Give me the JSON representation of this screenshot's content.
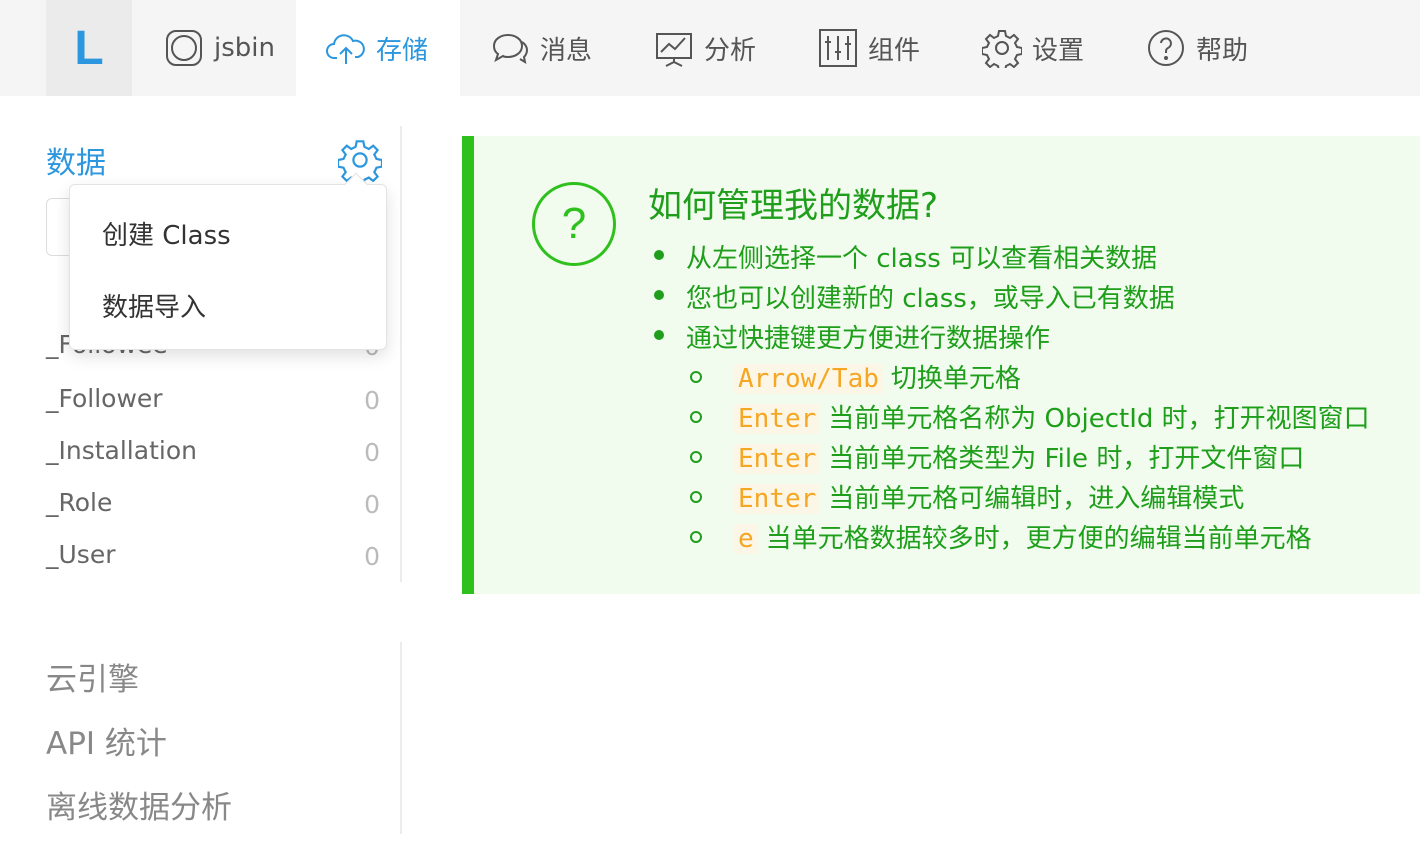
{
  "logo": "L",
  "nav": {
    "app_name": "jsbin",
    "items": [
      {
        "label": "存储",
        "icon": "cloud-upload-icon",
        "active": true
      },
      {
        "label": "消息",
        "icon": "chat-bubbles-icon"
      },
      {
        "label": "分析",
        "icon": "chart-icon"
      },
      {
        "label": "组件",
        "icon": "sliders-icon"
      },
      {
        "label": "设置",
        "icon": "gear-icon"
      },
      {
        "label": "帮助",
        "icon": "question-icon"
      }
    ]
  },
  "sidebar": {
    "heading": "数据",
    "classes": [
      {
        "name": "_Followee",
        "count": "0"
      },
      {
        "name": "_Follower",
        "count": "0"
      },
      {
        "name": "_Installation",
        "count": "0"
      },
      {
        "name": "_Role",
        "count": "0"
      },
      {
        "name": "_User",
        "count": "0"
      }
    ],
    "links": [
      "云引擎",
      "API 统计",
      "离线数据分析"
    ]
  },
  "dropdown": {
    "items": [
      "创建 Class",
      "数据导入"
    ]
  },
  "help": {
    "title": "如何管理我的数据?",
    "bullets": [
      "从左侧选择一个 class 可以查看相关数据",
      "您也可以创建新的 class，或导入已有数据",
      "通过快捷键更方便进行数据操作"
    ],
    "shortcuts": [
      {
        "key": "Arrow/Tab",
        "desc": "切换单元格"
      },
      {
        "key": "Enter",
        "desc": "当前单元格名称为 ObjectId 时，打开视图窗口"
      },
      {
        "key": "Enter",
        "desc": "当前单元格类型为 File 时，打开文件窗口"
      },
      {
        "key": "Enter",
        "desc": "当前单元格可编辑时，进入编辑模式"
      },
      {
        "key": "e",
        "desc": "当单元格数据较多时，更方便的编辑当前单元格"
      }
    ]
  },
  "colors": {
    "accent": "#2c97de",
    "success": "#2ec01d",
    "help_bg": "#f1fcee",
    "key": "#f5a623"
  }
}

====================

## Request
Pull out every line holding "desc" from the records above, and copy it.

## Result of this exercise
        "desc": "切换单元格"
        "desc": "当前单元格名称为 ObjectId 时，打开视图窗口"
        "desc": "当前单元格类型为 File 时，打开文件窗口"
        "desc": "当前单元格可编辑时，进入编辑模式"
        "desc": "当单元格数据较多时，更方便的编辑当前单元格"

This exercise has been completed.